▶ WRITTEN TASK
Check each line of the data for "structured" and select those that have it.

▶ EXCERPTED DATA
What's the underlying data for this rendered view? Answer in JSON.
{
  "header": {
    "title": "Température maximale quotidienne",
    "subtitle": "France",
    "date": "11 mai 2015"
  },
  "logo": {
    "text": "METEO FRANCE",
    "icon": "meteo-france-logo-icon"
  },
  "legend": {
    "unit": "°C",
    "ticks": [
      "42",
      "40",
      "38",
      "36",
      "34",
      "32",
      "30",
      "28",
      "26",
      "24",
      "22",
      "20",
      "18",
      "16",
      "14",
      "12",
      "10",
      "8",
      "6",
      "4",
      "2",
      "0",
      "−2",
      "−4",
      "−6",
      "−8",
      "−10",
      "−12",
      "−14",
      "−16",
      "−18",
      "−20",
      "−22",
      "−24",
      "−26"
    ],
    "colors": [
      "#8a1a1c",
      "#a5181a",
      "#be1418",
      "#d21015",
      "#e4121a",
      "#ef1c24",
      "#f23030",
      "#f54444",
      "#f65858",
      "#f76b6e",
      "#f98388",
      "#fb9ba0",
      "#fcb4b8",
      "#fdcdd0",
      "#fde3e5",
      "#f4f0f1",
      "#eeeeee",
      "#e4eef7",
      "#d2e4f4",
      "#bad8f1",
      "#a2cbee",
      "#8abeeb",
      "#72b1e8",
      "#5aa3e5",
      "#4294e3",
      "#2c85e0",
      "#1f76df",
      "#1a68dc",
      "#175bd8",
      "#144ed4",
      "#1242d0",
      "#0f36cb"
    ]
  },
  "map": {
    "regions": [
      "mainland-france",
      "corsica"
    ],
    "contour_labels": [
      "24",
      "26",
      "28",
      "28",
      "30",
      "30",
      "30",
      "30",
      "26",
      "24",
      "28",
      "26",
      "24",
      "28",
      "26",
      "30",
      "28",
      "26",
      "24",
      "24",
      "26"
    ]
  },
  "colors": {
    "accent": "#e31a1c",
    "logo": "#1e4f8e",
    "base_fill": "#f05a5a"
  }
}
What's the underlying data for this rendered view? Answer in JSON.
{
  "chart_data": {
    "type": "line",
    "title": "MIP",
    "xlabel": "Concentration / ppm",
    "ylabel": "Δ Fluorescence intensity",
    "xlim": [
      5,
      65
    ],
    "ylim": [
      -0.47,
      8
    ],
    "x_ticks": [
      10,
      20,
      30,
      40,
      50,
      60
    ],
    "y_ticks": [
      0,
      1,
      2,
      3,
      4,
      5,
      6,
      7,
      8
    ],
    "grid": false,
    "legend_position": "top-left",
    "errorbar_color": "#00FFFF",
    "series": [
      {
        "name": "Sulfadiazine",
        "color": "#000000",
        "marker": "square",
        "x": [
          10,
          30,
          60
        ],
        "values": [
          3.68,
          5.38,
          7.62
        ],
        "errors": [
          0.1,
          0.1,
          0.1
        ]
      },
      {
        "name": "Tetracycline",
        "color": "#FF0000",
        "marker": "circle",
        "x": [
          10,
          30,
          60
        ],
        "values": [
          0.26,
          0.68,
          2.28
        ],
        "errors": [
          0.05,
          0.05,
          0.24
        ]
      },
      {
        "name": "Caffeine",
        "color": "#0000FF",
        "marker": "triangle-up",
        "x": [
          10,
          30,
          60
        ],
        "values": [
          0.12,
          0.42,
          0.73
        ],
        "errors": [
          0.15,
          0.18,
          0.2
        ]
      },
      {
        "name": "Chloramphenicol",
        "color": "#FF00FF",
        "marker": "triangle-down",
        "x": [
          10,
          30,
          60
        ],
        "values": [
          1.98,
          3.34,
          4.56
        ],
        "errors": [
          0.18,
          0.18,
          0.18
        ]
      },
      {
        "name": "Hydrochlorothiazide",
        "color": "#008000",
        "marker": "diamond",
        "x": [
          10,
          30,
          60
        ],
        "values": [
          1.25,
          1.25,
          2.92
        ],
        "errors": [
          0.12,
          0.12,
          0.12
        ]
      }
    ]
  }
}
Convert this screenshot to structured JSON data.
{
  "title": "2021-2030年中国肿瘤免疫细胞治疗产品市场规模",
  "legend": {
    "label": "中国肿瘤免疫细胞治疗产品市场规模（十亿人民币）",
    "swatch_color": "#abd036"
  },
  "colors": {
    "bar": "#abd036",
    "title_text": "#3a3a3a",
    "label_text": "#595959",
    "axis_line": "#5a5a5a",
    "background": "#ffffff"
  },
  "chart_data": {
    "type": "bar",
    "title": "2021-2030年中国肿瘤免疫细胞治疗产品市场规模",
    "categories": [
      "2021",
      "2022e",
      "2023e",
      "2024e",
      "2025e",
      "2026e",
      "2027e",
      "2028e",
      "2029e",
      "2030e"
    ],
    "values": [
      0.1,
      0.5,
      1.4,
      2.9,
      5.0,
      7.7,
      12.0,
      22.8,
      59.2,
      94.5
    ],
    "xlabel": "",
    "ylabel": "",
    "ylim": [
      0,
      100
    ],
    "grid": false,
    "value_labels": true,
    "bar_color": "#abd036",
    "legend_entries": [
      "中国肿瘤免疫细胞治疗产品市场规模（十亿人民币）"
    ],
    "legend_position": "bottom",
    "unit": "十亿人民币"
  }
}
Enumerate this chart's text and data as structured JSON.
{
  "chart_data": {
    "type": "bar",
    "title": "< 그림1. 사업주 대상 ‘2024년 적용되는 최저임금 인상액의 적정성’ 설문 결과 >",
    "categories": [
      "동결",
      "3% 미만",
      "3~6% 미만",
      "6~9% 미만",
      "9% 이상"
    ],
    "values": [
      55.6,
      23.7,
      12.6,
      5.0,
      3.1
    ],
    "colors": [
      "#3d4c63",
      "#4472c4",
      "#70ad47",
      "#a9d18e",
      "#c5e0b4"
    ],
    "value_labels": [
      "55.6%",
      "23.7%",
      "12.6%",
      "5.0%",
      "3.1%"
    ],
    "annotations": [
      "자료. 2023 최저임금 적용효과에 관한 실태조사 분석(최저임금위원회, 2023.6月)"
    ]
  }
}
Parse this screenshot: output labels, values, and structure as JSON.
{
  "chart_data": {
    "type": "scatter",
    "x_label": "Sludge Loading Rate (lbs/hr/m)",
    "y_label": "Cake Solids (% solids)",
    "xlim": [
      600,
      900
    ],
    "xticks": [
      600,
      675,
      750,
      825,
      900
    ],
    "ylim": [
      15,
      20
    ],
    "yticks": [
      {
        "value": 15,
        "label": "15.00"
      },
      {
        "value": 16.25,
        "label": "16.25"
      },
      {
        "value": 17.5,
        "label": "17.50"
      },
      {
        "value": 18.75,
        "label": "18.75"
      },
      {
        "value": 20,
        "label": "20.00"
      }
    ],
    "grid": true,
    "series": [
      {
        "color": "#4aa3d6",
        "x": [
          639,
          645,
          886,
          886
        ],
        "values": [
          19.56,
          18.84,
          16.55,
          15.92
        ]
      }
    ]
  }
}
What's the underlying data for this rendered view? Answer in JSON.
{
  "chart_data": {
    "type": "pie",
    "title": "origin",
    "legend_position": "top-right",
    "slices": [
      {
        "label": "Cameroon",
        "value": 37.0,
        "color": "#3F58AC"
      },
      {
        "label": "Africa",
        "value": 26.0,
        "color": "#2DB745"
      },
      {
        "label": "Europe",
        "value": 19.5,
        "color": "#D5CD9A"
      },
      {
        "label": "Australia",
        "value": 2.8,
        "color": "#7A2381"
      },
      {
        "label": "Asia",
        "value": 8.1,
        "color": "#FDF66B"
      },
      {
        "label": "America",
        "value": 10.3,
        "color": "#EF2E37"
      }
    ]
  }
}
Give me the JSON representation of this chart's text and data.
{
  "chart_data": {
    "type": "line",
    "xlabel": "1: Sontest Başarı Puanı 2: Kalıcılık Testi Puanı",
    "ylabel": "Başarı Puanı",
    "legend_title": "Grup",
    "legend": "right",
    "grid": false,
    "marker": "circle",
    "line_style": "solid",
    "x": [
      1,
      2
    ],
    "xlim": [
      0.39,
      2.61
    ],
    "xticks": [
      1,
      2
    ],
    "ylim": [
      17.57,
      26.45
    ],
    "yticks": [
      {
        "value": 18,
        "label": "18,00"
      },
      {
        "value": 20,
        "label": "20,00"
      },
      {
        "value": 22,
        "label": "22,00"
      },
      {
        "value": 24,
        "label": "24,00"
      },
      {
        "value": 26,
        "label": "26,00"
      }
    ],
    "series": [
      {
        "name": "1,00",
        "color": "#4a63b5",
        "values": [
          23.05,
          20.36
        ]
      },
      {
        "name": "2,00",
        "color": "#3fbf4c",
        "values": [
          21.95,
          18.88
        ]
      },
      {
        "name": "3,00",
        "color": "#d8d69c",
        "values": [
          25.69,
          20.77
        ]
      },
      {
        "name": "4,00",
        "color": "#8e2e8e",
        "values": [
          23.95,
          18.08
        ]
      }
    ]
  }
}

▶ EXERCISE RESPONSE
Convert this screenshot to structured JSON data.
Enumerate this chart's text and data as structured JSON.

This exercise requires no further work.